> _Directive_: Wherever the string "hinweg" appears, copy the whole line.

>> begin Records to process

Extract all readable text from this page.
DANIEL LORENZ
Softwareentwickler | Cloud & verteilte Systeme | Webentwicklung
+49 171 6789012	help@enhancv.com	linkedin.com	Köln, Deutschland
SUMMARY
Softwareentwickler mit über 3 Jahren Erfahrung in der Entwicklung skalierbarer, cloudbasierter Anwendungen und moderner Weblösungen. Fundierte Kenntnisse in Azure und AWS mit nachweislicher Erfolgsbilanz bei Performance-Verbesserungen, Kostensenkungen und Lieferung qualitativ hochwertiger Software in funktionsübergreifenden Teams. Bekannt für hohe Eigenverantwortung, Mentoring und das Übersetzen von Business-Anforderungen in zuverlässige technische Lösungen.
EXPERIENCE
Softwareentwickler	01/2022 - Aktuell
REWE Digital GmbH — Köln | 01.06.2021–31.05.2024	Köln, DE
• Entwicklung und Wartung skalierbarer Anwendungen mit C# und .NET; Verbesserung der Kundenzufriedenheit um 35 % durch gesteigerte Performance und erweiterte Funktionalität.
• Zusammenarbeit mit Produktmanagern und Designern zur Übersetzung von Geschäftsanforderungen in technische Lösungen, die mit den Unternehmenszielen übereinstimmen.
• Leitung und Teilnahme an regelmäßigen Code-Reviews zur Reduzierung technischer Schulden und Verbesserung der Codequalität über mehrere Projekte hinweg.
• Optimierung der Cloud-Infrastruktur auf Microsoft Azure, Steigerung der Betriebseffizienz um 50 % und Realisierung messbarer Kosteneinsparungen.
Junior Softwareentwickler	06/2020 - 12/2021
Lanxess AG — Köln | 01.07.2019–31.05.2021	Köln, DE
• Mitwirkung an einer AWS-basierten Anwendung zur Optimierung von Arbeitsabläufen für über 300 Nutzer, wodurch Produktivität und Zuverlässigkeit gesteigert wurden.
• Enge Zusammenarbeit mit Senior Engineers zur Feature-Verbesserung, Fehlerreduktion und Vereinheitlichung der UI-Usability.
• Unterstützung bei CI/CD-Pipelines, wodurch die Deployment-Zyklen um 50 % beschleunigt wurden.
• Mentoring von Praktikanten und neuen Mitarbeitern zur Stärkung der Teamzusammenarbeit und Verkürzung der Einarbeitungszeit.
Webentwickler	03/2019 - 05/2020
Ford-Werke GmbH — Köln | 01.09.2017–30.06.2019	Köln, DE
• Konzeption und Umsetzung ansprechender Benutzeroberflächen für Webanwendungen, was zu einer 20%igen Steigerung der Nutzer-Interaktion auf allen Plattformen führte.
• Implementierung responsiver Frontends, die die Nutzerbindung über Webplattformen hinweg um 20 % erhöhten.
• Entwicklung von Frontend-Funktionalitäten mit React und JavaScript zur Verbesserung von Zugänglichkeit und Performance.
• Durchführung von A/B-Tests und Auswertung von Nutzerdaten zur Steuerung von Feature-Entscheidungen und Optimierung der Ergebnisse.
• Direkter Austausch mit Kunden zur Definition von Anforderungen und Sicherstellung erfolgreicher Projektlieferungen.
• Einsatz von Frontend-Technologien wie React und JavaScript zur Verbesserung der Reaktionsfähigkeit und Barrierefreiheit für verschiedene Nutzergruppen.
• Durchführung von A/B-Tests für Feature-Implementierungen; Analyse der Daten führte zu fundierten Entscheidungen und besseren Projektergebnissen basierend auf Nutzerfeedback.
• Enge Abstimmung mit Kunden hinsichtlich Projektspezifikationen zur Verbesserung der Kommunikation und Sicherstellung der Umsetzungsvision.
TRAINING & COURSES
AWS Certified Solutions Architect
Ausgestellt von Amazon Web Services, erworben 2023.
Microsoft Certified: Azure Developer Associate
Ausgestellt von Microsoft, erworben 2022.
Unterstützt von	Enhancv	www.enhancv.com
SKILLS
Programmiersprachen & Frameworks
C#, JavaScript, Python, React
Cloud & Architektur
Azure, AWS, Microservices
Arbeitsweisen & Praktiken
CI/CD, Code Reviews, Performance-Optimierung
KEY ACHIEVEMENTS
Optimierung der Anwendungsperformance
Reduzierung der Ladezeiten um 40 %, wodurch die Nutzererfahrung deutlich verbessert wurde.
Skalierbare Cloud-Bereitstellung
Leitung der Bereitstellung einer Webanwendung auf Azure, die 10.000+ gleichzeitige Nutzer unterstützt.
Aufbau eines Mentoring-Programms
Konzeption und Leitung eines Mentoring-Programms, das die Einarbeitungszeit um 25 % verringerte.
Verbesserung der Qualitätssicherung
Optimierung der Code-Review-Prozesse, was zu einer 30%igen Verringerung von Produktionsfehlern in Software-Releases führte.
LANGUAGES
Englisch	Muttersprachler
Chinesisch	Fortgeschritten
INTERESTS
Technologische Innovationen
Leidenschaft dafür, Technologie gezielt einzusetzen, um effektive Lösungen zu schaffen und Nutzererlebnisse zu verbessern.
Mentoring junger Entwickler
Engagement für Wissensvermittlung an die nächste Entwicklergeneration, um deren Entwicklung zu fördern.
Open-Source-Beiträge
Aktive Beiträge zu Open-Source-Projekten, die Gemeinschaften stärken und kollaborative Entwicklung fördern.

>> end Records to process

> _Correct answer_:
• Leitung und Teilnahme an regelmäßigen Code-Reviews zur Reduzierung technischer Schulden und Verbesserung der Codequalität über mehrere Projekte hinweg.
• Implementierung responsiver Frontends, die die Nutzerbindung über Webplattformen hinweg um 20 % erhöhten.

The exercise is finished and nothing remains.